| PROBLEM TO SOLVE |
Search the listing below for the string "robots" and show each line that contains it.

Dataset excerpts
************
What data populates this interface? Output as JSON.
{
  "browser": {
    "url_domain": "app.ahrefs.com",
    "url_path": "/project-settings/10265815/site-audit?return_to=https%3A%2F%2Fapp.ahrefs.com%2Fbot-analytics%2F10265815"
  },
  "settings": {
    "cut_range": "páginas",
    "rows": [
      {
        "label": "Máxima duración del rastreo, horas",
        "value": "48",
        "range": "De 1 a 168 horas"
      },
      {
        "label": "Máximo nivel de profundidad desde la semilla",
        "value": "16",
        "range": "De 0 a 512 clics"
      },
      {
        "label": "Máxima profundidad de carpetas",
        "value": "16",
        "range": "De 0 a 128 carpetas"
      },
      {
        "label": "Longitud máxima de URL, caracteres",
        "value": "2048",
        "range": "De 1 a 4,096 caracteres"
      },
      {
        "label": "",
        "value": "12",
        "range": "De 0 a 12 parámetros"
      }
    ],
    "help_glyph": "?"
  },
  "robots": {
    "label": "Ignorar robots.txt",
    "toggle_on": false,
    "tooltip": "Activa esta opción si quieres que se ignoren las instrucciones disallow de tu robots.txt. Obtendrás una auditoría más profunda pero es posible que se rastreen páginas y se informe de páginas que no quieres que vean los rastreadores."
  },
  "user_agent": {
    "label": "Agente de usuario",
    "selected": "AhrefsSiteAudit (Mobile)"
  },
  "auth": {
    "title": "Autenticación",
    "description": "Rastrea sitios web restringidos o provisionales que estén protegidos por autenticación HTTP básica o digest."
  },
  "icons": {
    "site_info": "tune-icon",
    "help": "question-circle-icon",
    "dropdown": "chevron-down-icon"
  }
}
************
| THE SOLUTION |
  "robots": {
    "label": "Ignorar robots.txt",
    "tooltip": "Activa esta opción si quieres que se ignoren las instrucciones disallow de tu robots.txt. Obtendrás una auditoría más profunda pero es posible que se rastreen páginas y se informe de páginas que no quieres que vean los rastreadores."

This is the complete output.